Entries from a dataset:
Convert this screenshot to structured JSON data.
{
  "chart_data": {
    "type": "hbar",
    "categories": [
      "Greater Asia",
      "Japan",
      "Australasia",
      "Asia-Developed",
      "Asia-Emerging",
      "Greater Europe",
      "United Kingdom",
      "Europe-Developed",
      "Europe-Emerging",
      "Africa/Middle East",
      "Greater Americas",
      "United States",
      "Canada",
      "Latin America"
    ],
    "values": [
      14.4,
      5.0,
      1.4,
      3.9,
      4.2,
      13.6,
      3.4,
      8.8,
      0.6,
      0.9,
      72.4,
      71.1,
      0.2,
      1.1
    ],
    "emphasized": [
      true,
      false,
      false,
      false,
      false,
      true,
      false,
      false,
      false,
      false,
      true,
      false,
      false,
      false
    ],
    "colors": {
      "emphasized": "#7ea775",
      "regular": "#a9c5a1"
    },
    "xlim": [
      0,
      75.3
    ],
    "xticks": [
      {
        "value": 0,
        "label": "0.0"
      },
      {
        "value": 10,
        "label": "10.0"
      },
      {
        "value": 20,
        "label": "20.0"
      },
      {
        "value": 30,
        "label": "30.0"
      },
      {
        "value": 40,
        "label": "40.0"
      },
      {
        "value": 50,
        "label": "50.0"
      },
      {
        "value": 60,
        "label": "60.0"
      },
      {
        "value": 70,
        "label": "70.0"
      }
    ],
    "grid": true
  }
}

The request: Nothing should be changed: write out all of the data as is.

Task result:
Convert this screenshot to structured JSON data.
{
  "chart_data": {
    "type": "hbar",
    "categories": [
      "Greater Asia",
      "Japan",
      "Australasia",
      "Asia-Developed",
      "Asia-Emerging",
      "Greater Europe",
      "United Kingdom",
      "Europe-Developed",
      "Europe-Emerging",
      "Africa/Middle East",
      "Greater Americas",
      "United States",
      "Canada",
      "Latin America"
    ],
    "values": [
      14.4,
      5.0,
      1.4,
      3.9,
      4.2,
      13.6,
      3.4,
      8.8,
      0.6,
      0.9,
      72.4,
      71.1,
      0.2,
      1.1
    ],
    "emphasized": [
      true,
      false,
      false,
      false,
      false,
      true,
      false,
      false,
      false,
      false,
      true,
      false,
      false,
      false
    ],
    "colors": {
      "emphasized": "#7ea775",
      "regular": "#a9c5a1"
    },
    "xlim": [
      0,
      75.3
    ],
    "xticks": [
      {
        "value": 0,
        "label": "0.0"
      },
      {
        "value": 10,
        "label": "10.0"
      },
      {
        "value": 20,
        "label": "20.0"
      },
      {
        "value": 30,
        "label": "30.0"
      },
      {
        "value": 40,
        "label": "40.0"
      },
      {
        "value": 50,
        "label": "50.0"
      },
      {
        "value": 60,
        "label": "60.0"
      },
      {
        "value": 70,
        "label": "70.0"
      }
    ],
    "grid": true
  }
}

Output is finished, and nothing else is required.